Records
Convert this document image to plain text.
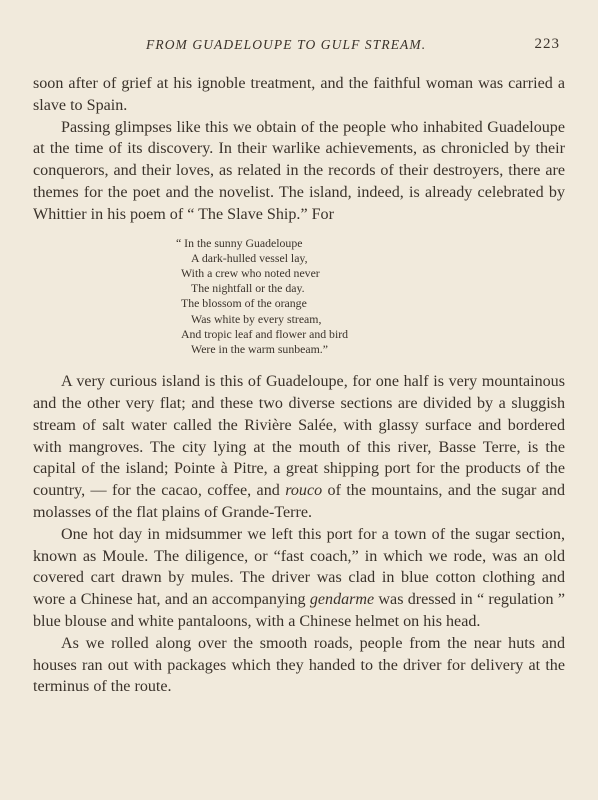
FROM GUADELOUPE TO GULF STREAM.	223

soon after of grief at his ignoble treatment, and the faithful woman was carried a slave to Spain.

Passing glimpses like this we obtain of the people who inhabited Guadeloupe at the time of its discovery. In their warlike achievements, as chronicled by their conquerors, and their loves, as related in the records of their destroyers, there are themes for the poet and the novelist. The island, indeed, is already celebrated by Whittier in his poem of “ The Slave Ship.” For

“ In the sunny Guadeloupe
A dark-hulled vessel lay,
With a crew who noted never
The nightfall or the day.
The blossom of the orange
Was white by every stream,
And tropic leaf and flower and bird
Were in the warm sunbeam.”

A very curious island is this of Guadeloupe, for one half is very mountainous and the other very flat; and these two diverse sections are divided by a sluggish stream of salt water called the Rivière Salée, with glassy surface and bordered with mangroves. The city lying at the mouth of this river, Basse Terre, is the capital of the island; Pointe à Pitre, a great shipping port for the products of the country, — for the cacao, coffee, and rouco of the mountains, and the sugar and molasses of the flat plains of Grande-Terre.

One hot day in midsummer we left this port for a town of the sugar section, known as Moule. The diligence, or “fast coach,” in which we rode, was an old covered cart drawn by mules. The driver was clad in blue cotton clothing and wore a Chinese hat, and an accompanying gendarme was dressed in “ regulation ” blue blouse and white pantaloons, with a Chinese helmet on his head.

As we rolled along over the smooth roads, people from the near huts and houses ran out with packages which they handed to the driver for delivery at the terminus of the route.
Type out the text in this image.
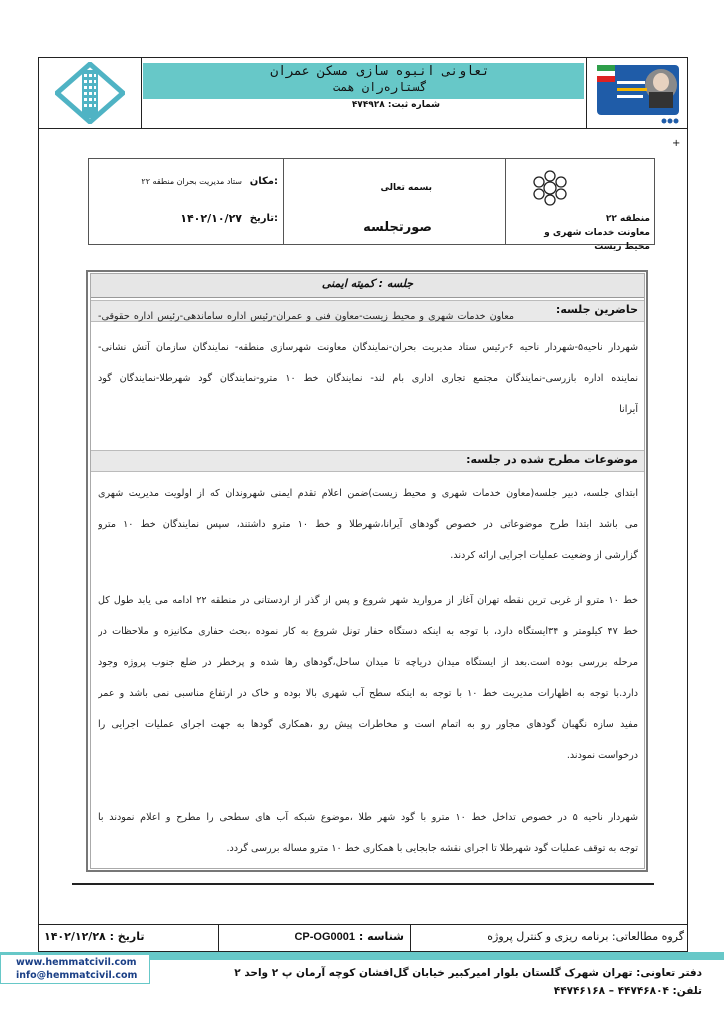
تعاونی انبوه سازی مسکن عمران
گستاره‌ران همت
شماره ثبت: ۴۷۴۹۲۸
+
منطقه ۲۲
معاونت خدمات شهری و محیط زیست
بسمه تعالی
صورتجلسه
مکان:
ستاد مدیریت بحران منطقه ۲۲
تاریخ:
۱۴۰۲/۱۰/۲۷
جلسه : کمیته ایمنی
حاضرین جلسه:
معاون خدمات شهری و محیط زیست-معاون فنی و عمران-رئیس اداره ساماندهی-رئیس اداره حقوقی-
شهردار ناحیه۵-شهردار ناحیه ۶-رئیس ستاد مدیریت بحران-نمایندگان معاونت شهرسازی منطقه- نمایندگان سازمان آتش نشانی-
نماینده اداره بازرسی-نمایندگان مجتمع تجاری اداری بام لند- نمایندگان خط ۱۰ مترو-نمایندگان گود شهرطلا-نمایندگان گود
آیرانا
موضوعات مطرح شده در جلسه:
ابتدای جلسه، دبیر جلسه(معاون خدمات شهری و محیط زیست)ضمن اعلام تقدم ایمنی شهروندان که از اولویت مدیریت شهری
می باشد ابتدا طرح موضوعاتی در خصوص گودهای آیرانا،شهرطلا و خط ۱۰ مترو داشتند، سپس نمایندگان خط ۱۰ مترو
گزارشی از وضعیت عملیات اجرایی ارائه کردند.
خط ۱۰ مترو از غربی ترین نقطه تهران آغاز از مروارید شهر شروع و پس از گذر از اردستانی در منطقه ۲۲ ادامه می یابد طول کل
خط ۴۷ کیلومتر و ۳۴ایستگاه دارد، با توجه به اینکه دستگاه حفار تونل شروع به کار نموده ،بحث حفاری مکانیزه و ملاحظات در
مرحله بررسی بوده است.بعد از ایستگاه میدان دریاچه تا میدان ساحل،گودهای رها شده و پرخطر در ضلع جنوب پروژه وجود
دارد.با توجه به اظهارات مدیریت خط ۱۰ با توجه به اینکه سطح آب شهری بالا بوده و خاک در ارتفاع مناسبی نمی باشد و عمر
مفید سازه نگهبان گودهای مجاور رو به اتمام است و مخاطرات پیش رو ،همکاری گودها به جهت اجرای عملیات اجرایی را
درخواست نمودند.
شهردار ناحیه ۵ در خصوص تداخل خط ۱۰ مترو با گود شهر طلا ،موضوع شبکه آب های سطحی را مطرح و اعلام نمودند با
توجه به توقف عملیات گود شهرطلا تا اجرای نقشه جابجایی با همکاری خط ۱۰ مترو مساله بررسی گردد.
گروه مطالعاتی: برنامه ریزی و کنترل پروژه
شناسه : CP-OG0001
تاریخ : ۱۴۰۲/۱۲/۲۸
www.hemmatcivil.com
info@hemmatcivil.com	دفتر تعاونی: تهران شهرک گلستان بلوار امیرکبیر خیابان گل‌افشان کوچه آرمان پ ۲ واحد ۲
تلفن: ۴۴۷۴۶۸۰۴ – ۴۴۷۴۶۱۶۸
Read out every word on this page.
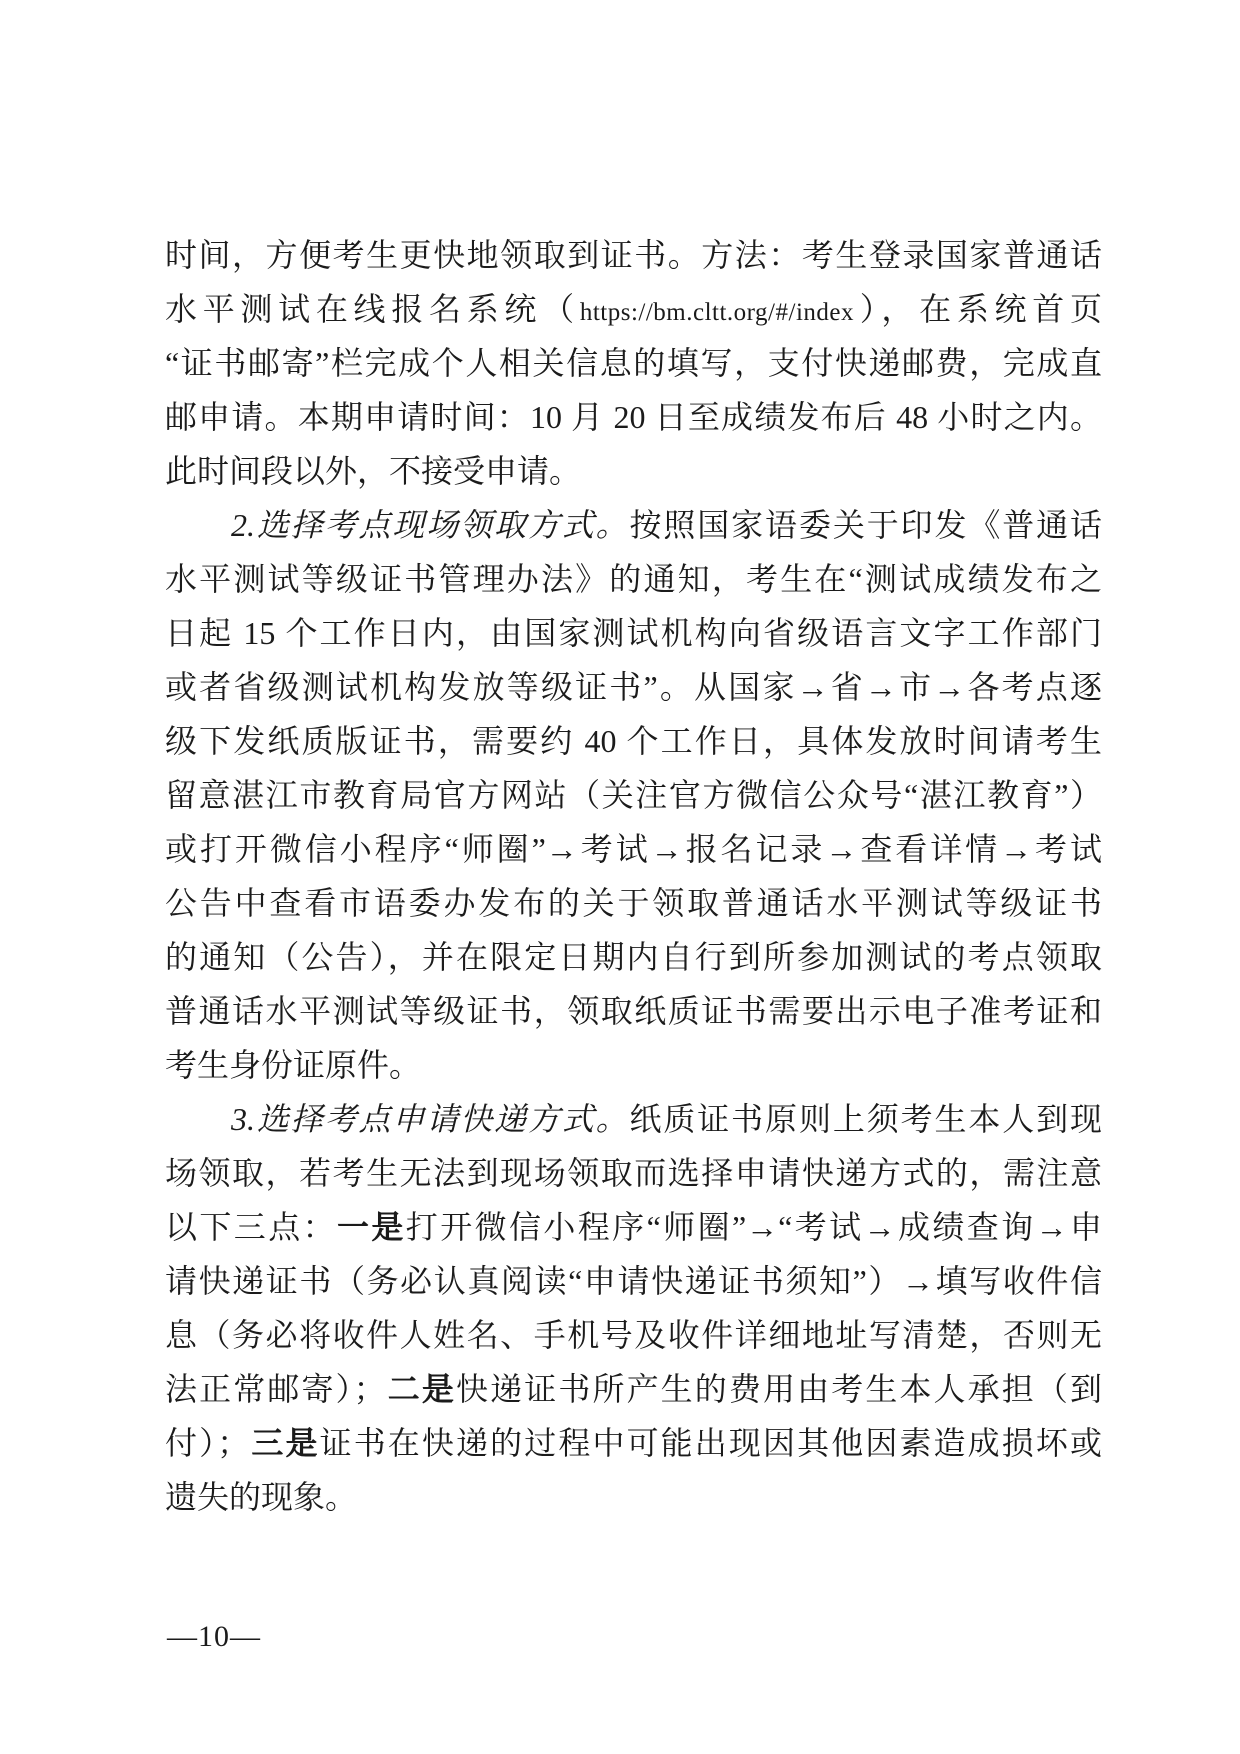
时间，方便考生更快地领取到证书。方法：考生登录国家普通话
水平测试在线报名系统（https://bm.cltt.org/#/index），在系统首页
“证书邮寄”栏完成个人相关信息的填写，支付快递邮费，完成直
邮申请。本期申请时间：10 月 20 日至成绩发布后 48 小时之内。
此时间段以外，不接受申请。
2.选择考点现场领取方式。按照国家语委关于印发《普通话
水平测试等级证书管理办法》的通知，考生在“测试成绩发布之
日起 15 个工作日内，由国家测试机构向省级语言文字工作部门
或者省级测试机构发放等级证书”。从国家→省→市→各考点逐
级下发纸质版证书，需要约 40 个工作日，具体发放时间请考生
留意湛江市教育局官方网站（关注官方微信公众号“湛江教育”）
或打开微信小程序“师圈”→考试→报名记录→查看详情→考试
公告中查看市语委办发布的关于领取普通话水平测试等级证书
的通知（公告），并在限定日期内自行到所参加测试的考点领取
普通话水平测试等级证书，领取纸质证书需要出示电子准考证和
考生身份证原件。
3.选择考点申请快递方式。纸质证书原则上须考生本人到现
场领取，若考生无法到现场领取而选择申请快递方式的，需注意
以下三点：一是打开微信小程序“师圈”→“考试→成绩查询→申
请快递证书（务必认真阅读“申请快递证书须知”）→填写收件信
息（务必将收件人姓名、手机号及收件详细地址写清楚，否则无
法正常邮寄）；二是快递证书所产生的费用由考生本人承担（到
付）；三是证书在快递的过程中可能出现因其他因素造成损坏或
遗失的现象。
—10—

** TASK GOAL **
Check each line of the data above for the string "رئیس", then report how many lines have it, with no other words.

** SOLUTION **
2